Australia has a very low number of women studying and choosing engineering or construction as a career path.
Australia is currently experiencing an acute shortage of infrastructure workforce that includes engineering and construction staff. According to the latest report by Infrastructure Australia, in 2023, the lack of a skilled workforce will be the single biggest issue faced by construction companies in Australia facing a shortage of 214,000 skilled workers.
While women comprise 48% of Australia’s workforce, only 16% are university-level engineering students, and 13% are working engineers (Source: Engineers Australia).
According to United Nations, women remain a minority in both STEM education and careers, representing only 28% of engineering graduates, 22% of artificial intelligence workers, and less than one-third of tech sector employees globally. Globally, it is estimated that only 20% of engineering graduates are women, and women of colour still comprise less than 2% of all engineering professionals.
“Stereotypes about who is, and isn’t, well suited to STEM play a major role in discouraging girls from entering these fields. These beliefs become a self-perpetuating cycle: without encouragement in tech fields, girls end up lacking necessary knowledge—thus making them less likely to express interest.”
The main reasons why there are so few women in engineering and construction in Australia
Below is the list of main reasons why there are so few women in the engineering and construction fields.
Social and cultural norms: Society has traditionally associated engineering and construction jobs with men. This cultural stereotype may discourage women from pursuing careers in these fields, leading to a lack of diversity in the workforce.
Educational pathways: Women may not be encouraged to pursue education in STEM fields from an early age, leading to fewer women enrolling in engineering and construction-related programs. This can create a pipeline problem, where there are fewer women graduating with the necessary skills and qualifications to enter these fields.
Lack of female role models: The underrepresentation of women in engineering and construction means that there are fewer role models for young women to look up to and aspire to be like. This can make it difficult for women to envision themselves in these careers.
Bias and discrimination: Women may face bias and discrimination in the hiring process, as well as in the workplace, which can make it difficult for them to succeed and advance in their careers.
Work environment: The work environment in engineering and construction can be male-dominated, with a culture that may not be inclusive or welcoming to women. This can create an unwelcoming and uncomfortable environment for women, leading to high turnover rates and low retention. Long working hours and lack of flexibility makes it also difficult for women to balance their work with domestic and parental duties (in Australia women spend 64.4% of their average weekly working time on unpaid care work compared to 36.1% for men, source: WGEA).

------------------------------------------------

_EXERCISE BRIEF:_ Write what comes next in the article on women in Australian engineering and construction, starting right after its last sentence. The lines after this point come from a different source.

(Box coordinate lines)

------------------------------------------------

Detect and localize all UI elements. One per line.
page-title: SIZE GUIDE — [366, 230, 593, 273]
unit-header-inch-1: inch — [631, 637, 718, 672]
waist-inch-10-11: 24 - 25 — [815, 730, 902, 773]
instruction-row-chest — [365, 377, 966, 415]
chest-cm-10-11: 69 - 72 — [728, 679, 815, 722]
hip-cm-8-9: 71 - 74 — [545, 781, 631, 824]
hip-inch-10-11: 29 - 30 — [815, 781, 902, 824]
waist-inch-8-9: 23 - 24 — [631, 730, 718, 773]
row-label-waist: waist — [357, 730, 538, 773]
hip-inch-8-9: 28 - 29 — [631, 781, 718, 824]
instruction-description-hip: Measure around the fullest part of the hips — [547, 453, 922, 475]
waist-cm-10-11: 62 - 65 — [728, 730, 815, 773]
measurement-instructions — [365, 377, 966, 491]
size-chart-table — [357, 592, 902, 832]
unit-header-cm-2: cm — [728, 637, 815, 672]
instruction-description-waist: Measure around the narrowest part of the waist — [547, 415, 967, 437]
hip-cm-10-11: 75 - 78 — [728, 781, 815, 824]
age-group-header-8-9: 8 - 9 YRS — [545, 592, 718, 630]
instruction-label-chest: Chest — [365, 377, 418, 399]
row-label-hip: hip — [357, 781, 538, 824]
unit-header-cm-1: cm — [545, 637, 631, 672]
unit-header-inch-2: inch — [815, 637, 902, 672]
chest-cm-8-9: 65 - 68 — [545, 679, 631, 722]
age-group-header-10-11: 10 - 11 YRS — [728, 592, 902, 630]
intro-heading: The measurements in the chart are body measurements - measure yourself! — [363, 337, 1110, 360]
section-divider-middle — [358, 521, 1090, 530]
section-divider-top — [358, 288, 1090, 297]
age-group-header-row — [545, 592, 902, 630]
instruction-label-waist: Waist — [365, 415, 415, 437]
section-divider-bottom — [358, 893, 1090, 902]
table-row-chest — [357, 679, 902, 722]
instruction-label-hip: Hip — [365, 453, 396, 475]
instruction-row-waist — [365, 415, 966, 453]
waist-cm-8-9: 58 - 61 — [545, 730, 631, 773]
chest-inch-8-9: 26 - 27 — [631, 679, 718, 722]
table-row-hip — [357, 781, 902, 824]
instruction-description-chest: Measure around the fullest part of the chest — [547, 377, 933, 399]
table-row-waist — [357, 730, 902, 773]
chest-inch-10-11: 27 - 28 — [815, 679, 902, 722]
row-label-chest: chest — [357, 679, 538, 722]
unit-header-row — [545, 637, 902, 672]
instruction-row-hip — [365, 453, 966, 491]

------------------------------------------------

_OUTPUT:_
Gender pay gap: Data from the Workplace Gender Equality Agency shows women working full time in the professional, scientific and technical services in Australia experience a gender pay gap of 22 per cent, higher than the average across all industries.
The motherhood penalty in STEM jobs starts before women become mothers.
Recruitment bias: women in STEM who have taken a career break to look after children often struggle to re-enter employment due to unconscious recruitment bias.
Girls are discouraged from engineering and construction careers early on
The root cause of low numbers of women entering engineering relates to influences in early childhood. Both parents and teachers play an important role in reinforcing stereotypes regarding ‘what boys are good at’ and ‘what girls are good at.’
Societal stereotypes often portray boys as being naturally inclined towards careers in science, technology, engineering, and math (STEM) fields, while girls are encouraged to pursue careers in fields such as nursing, teaching, or social work. These stereotypes can limit girls’ interest in STEM fields, despite their ability and interest in these subjects, and discourage them from pursuing careers in these fields.
Australia’s 2019–20 Youth in STEM survey by YouthInsight found that parents and teachers were the greatest influencer groups of young people’s education and career decisions.
One of the key findings of the report was that across all STEM subjects, where educators perceived a gendered difference in confidence it was heavily skewed towards boys. This skew was most prominent in engineering with almost two-thirds of educators (61%) believing boys are more confident than girls.
Educators reported boys to be more confident than girls in:
- engineering – 61% believed boys are more confident, 2% believed girls are more confident
- sport – 53% believed boys are more confident, 1% believed girls are more confident
- technology – 40% believed boys are more confident, 3% believed girls are more confident
- mathematics – 33% believed boys are more confident, 7% believed girls are more confident
- science – 29% believed boys are more confident, 5% believed girls are more confident.
Women in Engineering Report by Engineers Australia
Similar findings were published in the Engineers Australia Women in Engineering report showing that the most significant reason girls don’t choose to study engineering is that they don’t know what engineering is and what engineers do.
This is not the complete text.